_Records for processing_:

= = = =

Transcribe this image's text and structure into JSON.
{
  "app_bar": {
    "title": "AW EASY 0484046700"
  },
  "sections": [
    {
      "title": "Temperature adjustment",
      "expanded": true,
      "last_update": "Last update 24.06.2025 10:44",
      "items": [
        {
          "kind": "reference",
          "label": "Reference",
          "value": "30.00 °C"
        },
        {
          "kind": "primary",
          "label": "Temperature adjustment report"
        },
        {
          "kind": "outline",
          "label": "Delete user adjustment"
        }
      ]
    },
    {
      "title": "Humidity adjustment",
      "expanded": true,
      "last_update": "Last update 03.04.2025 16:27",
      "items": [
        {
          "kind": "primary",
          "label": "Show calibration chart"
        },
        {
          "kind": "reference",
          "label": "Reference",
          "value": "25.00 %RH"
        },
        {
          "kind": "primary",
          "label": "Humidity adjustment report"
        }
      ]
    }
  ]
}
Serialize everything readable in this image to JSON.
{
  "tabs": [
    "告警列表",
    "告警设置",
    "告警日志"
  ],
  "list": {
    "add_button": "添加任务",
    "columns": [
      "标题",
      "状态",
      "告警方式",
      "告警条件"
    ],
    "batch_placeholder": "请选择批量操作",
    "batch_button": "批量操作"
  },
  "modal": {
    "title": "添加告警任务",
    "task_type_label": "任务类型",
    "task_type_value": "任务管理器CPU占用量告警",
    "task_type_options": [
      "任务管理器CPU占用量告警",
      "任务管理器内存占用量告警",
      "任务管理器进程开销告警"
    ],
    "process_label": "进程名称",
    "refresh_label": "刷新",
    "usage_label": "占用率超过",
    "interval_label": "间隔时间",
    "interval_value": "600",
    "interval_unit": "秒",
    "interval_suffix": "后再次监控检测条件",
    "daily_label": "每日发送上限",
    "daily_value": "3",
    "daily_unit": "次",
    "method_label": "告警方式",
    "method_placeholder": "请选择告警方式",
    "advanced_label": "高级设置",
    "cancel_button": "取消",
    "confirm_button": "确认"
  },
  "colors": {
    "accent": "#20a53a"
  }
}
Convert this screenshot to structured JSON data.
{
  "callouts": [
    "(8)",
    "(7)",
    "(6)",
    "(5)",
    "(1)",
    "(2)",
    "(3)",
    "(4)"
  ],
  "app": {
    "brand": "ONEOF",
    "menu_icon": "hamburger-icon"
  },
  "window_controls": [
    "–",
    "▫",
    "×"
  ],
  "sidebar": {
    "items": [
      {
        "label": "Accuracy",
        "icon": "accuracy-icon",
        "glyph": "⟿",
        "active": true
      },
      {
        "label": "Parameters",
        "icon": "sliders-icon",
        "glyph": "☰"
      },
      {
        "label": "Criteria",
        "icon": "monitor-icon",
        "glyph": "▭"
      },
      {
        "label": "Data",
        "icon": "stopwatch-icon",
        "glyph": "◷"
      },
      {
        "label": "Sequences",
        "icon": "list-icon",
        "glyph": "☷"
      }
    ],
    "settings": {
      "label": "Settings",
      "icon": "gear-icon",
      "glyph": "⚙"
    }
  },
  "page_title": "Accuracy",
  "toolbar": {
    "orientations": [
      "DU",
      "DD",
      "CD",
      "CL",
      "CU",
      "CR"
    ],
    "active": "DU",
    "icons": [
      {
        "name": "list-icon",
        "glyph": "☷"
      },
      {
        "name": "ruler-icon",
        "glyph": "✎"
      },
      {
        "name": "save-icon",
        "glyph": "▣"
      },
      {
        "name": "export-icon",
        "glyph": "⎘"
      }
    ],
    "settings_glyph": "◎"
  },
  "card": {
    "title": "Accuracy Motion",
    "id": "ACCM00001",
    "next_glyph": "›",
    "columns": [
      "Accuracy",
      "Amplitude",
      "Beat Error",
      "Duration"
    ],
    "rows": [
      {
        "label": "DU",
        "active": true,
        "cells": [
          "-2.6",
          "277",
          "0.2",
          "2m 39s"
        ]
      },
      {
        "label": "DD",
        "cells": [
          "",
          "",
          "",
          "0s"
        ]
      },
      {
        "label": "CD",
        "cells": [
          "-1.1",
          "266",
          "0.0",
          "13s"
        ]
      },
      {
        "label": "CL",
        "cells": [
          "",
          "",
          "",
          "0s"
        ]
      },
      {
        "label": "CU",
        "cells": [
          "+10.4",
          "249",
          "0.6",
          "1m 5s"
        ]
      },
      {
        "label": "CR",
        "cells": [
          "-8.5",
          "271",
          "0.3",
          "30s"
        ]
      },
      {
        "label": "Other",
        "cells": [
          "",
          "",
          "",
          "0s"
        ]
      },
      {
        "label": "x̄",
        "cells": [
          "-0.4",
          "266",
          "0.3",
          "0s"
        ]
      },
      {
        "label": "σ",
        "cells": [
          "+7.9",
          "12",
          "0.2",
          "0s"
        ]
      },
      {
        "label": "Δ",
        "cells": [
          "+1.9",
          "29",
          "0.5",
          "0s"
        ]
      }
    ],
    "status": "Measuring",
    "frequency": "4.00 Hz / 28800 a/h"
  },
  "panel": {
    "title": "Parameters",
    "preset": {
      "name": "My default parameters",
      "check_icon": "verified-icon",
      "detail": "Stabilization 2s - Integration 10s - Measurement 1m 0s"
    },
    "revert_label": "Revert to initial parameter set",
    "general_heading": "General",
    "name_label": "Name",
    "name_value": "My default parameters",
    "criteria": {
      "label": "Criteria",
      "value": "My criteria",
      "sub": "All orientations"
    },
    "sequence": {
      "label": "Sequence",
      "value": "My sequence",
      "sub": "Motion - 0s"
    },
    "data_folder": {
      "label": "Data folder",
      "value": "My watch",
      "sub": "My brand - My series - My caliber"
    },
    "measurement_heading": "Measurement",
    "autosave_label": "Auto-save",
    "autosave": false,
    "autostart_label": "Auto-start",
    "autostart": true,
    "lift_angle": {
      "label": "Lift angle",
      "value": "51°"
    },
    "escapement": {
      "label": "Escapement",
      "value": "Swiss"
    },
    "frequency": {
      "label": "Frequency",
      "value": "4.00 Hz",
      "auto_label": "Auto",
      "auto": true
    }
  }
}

= = = =

_Instructions for the task_:
Pull out every line in the material above where "orientations" occurs.

_Answer in full_:
    "orientations": [
      "sub": "All orientations"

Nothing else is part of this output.